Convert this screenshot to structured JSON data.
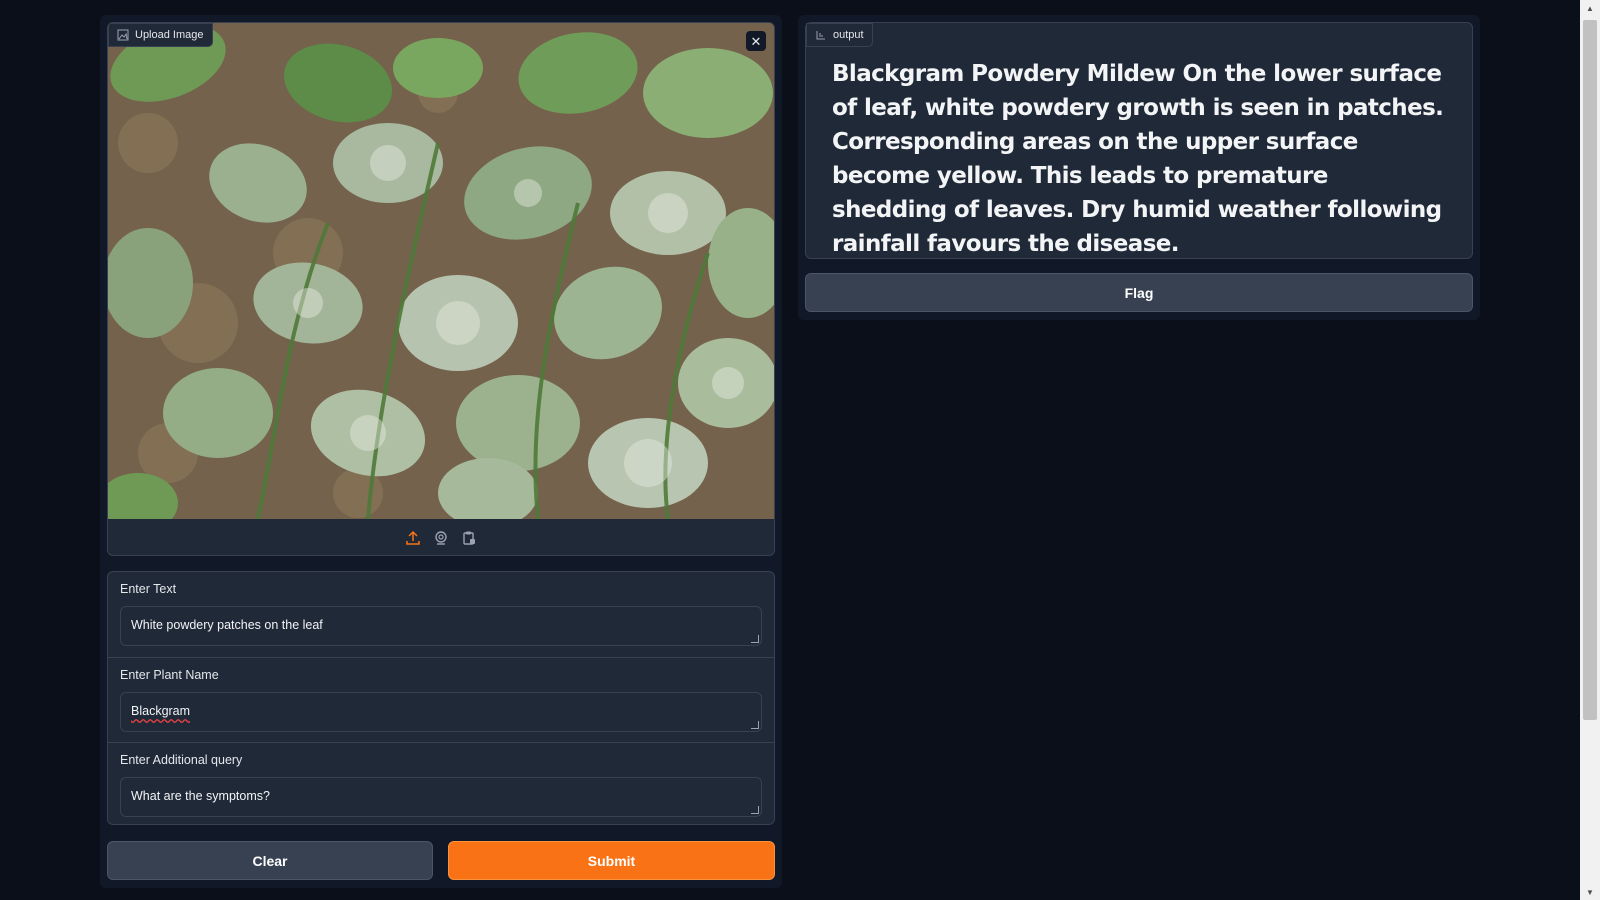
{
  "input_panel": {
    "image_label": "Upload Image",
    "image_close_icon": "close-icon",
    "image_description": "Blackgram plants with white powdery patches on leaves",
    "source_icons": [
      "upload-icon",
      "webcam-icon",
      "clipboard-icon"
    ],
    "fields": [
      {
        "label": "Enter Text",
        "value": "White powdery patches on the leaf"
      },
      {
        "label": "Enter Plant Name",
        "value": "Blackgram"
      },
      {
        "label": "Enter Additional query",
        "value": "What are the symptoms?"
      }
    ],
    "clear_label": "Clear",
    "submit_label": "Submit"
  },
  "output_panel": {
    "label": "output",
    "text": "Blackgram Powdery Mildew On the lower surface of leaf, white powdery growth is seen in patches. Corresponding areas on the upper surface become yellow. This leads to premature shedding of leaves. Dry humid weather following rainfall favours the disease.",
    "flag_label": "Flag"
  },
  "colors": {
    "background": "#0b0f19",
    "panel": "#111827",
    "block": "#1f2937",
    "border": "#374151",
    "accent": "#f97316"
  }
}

* * *

**Exercise instructions:**
Pick out the lines that contain "Blackgram" and copy them.

**Completed exercise:**
    "image_description": "Blackgram plants with white powdery patches on leaves",
        "value": "Blackgram"
    "text": "Blackgram Powdery Mildew On the lower surface of leaf, white powdery growth is seen in patches. Corresponding areas on the upper surface become yellow. This leads to premature shedding of leaves. Dry humid weather following rainfall favours the disease.",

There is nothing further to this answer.